O que fazer —
Estenda o texto sobre a reação nas redes sociais ao pronunciamento de Bolsonaro, começando logo depois da última frase dele.

É o que mostram recentes pesquisas sobre o comportamento do presidente diante da crise. Depois do pronunciamento do dia 24, o apoio ao presidente nas redes sociais caiu fortemente e a rejeição disparou. Um levantamento feito pela plataforma de monitoramento digital Torabit identificou que, entre as 20h30, horário em que o pronunciamento do presidente iniciou, e as 11h do dia seguinte, 81% das menções a Bolsonaro foram negativas, enquanto apenas 14,2% foram positivas e 4,7% neutras.

Dados fornecidos —
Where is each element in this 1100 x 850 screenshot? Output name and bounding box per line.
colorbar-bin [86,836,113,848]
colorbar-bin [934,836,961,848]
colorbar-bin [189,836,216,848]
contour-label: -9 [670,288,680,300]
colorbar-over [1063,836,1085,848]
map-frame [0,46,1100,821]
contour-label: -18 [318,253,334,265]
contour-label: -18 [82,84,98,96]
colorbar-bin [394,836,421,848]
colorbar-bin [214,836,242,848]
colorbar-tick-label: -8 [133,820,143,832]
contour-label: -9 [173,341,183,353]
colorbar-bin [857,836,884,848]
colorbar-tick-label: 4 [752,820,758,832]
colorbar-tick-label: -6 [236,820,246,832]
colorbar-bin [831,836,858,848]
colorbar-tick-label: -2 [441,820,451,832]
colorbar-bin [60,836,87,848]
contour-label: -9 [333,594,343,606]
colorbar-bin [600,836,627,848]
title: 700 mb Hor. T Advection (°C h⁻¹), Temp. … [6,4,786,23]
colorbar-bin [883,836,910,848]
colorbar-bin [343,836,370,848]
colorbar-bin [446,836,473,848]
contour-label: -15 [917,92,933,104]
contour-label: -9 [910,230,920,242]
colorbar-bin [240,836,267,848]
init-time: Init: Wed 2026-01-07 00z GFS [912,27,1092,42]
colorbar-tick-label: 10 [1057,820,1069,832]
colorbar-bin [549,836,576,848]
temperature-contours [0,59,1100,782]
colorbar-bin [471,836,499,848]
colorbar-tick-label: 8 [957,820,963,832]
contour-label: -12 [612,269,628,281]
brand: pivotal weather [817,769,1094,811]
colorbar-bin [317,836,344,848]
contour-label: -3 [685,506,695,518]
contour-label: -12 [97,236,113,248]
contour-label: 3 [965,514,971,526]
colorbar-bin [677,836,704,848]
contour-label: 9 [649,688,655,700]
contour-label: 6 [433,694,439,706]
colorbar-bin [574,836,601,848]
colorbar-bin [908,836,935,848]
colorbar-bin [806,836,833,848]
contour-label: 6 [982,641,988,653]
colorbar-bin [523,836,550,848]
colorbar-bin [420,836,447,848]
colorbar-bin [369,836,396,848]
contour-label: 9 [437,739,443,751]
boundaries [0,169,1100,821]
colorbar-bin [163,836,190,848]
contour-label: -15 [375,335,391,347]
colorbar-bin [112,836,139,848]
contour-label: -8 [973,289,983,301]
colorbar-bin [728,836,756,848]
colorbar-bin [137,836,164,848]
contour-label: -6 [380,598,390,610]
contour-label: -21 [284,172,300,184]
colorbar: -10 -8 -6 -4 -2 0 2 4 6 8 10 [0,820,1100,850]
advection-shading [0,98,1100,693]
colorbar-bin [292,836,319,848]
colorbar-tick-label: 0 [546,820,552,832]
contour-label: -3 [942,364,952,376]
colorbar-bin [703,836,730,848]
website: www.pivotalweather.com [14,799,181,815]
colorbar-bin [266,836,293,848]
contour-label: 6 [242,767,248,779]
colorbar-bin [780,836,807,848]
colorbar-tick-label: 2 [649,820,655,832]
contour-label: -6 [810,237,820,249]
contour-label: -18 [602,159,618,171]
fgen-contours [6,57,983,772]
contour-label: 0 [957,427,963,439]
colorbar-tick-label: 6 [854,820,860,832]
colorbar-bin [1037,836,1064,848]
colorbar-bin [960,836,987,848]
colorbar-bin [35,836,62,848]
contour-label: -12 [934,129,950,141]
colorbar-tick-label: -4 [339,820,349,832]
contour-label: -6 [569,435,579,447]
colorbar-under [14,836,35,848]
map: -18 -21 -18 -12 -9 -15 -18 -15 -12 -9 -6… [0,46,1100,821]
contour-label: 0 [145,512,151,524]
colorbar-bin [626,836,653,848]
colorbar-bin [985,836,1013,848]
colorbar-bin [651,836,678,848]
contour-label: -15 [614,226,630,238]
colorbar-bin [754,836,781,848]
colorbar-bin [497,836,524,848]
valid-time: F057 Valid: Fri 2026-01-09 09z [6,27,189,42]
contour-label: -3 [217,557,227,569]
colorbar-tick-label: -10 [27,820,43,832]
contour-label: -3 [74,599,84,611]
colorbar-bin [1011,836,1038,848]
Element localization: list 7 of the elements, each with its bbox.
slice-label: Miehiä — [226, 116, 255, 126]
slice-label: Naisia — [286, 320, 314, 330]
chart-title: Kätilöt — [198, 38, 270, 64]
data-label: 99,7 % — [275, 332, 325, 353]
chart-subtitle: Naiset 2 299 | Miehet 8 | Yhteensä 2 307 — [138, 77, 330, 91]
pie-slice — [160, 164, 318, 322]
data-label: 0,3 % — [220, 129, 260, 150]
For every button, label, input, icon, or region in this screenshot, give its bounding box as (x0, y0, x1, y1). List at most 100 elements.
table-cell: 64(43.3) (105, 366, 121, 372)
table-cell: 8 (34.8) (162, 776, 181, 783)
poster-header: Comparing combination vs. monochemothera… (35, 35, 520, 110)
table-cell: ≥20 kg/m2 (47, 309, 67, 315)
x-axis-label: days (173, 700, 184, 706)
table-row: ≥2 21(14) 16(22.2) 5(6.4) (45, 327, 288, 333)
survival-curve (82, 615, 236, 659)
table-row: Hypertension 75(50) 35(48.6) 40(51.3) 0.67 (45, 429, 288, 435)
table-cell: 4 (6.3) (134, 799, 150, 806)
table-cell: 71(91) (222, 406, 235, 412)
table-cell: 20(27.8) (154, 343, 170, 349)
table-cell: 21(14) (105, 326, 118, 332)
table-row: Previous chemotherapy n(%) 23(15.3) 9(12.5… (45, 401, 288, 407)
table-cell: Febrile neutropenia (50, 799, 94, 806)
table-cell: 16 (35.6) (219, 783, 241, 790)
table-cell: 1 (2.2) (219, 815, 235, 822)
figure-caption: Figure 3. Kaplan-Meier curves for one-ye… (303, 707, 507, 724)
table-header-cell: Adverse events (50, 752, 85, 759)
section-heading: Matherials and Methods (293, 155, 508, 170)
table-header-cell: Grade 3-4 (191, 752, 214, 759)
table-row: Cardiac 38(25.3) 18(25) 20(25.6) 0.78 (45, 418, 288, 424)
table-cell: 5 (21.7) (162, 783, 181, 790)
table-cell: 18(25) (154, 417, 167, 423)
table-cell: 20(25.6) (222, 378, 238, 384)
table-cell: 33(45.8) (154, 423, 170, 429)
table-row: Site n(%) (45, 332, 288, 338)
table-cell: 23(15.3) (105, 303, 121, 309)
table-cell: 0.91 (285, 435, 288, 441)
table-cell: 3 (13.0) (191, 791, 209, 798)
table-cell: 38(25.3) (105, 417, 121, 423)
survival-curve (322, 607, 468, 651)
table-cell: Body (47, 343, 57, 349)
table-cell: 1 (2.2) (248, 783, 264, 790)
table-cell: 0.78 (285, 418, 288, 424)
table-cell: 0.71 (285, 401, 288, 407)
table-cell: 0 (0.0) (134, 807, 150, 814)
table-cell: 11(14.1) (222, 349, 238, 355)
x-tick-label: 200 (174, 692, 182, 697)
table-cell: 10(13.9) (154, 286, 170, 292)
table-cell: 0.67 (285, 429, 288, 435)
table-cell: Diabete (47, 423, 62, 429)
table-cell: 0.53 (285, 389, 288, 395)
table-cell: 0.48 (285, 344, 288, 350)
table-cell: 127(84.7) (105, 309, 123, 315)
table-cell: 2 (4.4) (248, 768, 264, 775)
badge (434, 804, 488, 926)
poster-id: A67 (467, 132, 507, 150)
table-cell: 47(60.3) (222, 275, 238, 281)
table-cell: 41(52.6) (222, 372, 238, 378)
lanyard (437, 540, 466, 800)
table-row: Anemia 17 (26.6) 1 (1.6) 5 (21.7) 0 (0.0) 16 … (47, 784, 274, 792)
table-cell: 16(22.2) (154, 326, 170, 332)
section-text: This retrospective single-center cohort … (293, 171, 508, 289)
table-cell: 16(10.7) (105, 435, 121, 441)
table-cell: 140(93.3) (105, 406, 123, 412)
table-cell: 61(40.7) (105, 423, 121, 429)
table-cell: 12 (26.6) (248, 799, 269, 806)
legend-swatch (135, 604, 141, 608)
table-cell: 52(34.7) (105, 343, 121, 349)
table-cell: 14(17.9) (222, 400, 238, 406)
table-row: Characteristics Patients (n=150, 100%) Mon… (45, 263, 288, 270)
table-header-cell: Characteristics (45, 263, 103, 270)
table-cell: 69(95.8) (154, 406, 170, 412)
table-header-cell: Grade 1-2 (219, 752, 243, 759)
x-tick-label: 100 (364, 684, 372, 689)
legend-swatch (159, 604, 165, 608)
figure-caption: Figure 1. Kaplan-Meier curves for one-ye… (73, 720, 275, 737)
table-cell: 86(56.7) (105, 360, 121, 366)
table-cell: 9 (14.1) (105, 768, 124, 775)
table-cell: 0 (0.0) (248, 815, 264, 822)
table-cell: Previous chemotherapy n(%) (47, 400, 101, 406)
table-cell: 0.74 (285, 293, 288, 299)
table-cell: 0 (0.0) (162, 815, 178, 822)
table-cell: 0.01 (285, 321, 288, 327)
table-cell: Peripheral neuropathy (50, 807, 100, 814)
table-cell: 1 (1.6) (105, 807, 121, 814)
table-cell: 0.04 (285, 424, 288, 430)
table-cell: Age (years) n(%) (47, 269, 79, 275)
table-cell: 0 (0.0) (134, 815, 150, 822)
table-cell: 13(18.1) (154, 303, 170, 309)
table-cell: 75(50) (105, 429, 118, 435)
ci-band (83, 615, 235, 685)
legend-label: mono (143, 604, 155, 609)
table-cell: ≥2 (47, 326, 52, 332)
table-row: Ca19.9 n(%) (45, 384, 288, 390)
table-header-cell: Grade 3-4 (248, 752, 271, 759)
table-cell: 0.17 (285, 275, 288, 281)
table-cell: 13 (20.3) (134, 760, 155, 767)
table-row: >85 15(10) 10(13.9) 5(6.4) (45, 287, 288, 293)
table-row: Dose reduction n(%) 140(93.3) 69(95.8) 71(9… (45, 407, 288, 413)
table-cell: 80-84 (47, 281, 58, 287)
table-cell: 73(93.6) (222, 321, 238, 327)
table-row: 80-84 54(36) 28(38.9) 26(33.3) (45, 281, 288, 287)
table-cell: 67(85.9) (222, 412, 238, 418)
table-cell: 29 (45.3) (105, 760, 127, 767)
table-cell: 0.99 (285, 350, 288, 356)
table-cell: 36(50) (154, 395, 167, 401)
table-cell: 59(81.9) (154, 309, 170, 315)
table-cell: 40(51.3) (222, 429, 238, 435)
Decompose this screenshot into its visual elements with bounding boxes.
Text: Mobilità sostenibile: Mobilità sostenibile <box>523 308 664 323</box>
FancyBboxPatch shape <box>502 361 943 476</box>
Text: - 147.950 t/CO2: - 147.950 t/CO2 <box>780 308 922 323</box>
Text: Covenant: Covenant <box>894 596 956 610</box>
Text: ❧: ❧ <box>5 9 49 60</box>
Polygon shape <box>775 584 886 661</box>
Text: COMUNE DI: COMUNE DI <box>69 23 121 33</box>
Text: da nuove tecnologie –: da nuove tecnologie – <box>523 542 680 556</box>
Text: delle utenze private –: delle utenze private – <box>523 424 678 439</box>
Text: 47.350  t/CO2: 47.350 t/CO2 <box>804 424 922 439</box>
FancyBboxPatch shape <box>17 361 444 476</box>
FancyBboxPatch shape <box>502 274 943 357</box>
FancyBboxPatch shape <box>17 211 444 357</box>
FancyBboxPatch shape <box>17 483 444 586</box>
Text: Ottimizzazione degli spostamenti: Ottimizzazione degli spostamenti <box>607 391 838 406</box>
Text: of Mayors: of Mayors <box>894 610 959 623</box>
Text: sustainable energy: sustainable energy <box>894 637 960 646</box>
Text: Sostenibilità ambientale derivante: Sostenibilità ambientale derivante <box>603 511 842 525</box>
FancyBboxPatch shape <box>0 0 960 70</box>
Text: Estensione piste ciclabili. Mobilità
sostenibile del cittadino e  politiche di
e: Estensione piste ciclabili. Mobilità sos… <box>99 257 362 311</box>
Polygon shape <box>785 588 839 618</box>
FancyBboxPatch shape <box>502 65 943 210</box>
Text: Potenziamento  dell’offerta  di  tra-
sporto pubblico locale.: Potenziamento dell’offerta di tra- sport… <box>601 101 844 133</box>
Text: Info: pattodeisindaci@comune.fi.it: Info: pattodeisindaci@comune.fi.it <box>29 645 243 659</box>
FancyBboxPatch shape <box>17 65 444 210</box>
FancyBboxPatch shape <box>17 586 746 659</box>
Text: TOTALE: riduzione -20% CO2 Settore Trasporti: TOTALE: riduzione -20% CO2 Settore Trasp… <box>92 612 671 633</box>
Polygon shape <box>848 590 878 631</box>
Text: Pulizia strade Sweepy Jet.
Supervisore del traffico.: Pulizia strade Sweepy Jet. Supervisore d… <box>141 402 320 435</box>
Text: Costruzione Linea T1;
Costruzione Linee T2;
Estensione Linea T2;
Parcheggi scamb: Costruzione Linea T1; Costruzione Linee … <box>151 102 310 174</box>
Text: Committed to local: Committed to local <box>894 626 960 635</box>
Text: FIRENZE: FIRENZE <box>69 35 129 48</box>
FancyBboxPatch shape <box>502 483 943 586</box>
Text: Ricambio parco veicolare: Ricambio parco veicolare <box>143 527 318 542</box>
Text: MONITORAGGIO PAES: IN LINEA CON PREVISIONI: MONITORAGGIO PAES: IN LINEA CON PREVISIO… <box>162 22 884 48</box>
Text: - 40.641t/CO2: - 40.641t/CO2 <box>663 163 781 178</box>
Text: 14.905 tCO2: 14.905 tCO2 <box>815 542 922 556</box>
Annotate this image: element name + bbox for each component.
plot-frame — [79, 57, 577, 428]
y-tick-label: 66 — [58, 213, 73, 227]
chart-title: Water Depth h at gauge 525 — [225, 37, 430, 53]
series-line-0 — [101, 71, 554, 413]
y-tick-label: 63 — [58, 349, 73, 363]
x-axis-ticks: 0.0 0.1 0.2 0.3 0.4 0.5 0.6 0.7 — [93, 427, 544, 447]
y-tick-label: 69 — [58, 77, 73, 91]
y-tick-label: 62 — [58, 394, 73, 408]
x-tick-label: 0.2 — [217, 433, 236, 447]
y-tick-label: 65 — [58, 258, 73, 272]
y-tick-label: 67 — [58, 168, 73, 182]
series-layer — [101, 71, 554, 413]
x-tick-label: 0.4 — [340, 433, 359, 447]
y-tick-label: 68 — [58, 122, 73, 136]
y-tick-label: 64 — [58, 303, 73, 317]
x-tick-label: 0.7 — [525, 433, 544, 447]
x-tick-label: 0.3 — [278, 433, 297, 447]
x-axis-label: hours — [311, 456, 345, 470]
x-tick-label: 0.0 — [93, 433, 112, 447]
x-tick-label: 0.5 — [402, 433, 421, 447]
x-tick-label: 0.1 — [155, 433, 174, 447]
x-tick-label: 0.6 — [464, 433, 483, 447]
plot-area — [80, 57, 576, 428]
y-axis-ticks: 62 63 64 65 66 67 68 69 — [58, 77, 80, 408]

Sua resposta —
Entre os integrantes do Congresso, 22 senadores publicaram sobre o presidente em 85 posts. 91,8% dos posts fizeram menções desfavoráveis a Bolsonaro, 2,4% foram neutros e 5,8% positivos. Os senadores que mais publicaram nas últimas horas sobre o assunto foram Humberto Costa (PT-PE) e Randolfe Rodrigues (Rede-AP), seguidos por Rogério Carvalho (PT-SE) e o filho do presidente Flávio Bolsonaro (Sem partido-RJ). E entre os deputados federais, 132 se manifestaram. 80,2% de suas publicações tinham menções negativas a Bolsonaro, 14,6% foram neutras e apenas 5,2% positivas. Das publicações de deputados, a maioria foi de representantes de partidos de oposição ao presidente.

A avaliação do presidente é considerada ruim ou péssima por praticamente metade dos paulistanos. Segundo pesquisa Ibope resultante de parceria entre o instituto de pesquisas, o Estado e a Associação Comercial de São Paulo (ACSP), 40% dos moradores da capital paulista consideram a gestão de Bolsonaro péssima e apenas 8% a consideram ruim. No universo dos eleitores insatisfeitos, oito em cada dez dão ao governo a pior avaliação possível.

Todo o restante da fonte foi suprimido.